--- Jobs ---
1 - Name every law or constitutional provision that the case summary on CCIA v. Paxton mentions.
2 - Resume the article on the CCIA v. Paxton and SEAT v. Paxton lawsuits after its final sentence.

--- Supplied passage ---
= = =
- Court: U.S District Court for the Western District of Texas
- Full case name: Computer & Communications Industry Association, Plaintiff, v. Ken Paxton, in his official capacity as Attorney General of Texas, Defendant. Students Engaged in Advancing Texas et al, Plaintiff, v. Ken Paxton, in his official capacity as Attorney General of Texas, Defendant.
- Argued: December 16, 2025
- Decided: December 23, 2025
- Docket nos.: 1:25-cv-01660 1:25-cv-01662
- Verdict: Preliminary injunction is granted

Case history
- Appealed to: United States Court of Appeals for the Fifth Circuit

Ruling
- SB 2420 Triggers Strict Scrutiny under the First Amendment of the United States Constitution and fails Strict Scrutiny.

Court membership
- Judge sitting: Robert Pitman

Case opinions
- CCIA Opinion SEAT Opinion

= Computer & Communications Industry Association v. Paxton =

Computer & Communications Industry Association v. Paxton or simply CCIA v. Paxton and Students Engaged in Advancing Texas v. Paxton or simply SEAT v. Paxton are federal lawsuits challenging the constitutionality of Texas SB 2420, arguing it violates the First Amendment of the United States Constitution. Both CCIA and SEAT also challenged the SCOPE Act of Texas.
= = =
--- Source data ---
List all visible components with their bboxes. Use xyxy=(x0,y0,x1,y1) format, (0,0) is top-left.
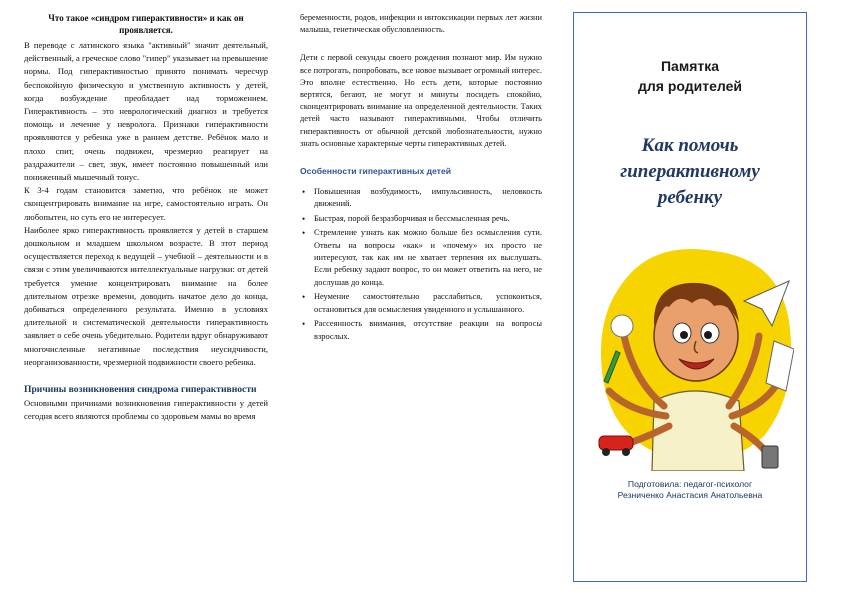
= = =
--- In response ---
1 -
- Texas SB 2420
- The First Amendment of the United States Constitution
- The SCOPE Act of Texas

2 -
The law in question requires appstores to verify the age of users. Users under 18 must have verified parental consent to download an app or complete in-app purchases. The law also requires apps to set age ratings for their apps, and developers can have access to the data on the status of age verification and parental consent. The main point of the law is to shift the burden of age verification to the appstore level.

So far at least two other states other than Texas have passed Appstore Age Verification laws in the same vein as this, those being Utah and Louisiana, with New Hampshire introducing a similar bill for its 2026 legislative session. Tim Cook, CEO of Apple, has criticized these types of laws as invading privacy and stated that there are better proposed laws to protect children. Apple is a member of the Computer & Communications Industry Association.

On December 23, 2025, Federal Judge Robert Pitman blocked the law from taking effect, saying that the law triggered strict scrutiny and that it didn't survive it. Texas Attorney General Ken Paxton immediately appealed the ruling, and on January 23, 2026, filed a motion requesting a stay of the injunction during the appeals process.

On May 6, 2026, Federal Judge Robert Pitman denied Paxton's motion to stay the injunction during the appeal process.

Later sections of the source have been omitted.